%%

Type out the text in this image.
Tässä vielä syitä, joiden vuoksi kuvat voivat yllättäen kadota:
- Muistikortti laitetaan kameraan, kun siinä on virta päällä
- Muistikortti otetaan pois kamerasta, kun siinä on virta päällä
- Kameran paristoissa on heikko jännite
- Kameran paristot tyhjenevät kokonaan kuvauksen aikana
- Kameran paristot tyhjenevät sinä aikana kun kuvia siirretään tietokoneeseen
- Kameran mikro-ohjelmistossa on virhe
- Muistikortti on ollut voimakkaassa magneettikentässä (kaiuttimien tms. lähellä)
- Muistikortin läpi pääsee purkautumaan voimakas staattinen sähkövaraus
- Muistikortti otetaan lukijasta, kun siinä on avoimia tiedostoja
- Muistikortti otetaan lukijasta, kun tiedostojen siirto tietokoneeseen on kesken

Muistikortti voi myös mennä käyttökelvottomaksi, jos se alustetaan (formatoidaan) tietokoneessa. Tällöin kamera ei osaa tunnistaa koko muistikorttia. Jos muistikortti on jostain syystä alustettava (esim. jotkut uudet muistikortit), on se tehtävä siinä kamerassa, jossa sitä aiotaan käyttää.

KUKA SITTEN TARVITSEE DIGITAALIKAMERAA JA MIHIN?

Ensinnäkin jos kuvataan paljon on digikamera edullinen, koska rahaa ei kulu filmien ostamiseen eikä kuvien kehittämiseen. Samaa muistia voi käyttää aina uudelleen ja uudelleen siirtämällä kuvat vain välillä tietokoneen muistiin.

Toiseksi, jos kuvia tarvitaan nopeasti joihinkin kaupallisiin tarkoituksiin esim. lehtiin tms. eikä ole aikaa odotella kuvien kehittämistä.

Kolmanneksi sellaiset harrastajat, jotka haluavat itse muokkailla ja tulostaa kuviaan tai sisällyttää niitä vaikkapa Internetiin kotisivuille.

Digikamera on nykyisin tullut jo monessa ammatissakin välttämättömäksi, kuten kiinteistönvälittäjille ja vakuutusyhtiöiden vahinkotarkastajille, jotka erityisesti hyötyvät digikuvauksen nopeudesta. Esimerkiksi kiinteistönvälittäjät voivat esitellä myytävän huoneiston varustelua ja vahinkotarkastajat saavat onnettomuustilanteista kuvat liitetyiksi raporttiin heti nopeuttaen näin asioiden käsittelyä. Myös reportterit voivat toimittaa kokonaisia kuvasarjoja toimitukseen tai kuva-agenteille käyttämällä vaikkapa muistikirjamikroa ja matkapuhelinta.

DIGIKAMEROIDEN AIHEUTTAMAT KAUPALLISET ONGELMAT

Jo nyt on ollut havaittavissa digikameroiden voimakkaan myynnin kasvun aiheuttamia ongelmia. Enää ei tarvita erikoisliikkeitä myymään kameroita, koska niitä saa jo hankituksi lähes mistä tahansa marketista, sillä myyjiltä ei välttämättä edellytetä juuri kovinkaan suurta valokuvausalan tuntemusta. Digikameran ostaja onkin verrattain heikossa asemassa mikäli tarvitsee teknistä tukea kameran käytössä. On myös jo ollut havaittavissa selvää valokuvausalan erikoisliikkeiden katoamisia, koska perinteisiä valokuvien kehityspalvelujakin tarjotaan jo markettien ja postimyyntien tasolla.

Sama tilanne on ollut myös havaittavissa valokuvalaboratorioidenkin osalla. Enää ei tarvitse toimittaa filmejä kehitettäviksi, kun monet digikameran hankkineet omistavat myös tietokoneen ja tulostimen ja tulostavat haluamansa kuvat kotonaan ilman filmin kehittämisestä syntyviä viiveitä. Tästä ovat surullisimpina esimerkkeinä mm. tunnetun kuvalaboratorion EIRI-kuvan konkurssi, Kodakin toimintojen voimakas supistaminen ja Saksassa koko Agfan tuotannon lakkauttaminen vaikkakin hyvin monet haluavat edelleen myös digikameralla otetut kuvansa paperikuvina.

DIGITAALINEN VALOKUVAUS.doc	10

%%

→ **Task requirements**:
Write out every line of the entries that holds the word "niitä".

→ **Exercise answer**:
Kolmanneksi sellaiset harrastajat, jotka haluavat itse muokkailla ja tulostaa kuviaan tai sisällyttää niitä vaikkapa Internetiin kotisivuille.
Jo nyt on ollut havaittavissa digikameroiden voimakkaan myynnin kasvun aiheuttamia ongelmia. Enää ei tarvita erikoisliikkeitä myymään kameroita, koska niitä saa jo hankituksi lähes mistä tahansa marketista, sillä myyjiltä ei välttämättä edellytetä juuri kovinkaan suurta valokuvausalan tuntemusta. Digikameran ostaja onkin verrattain heikossa asemassa mikäli tarvitsee teknistä tukea kameran käytössä. On myös jo ollut havaittavissa selvää valokuvausalan erikoisliikkeiden katoamisia, koska perinteisiä valokuvien kehityspalvelujakin tarjotaan jo markettien ja postimyyntien tasolla.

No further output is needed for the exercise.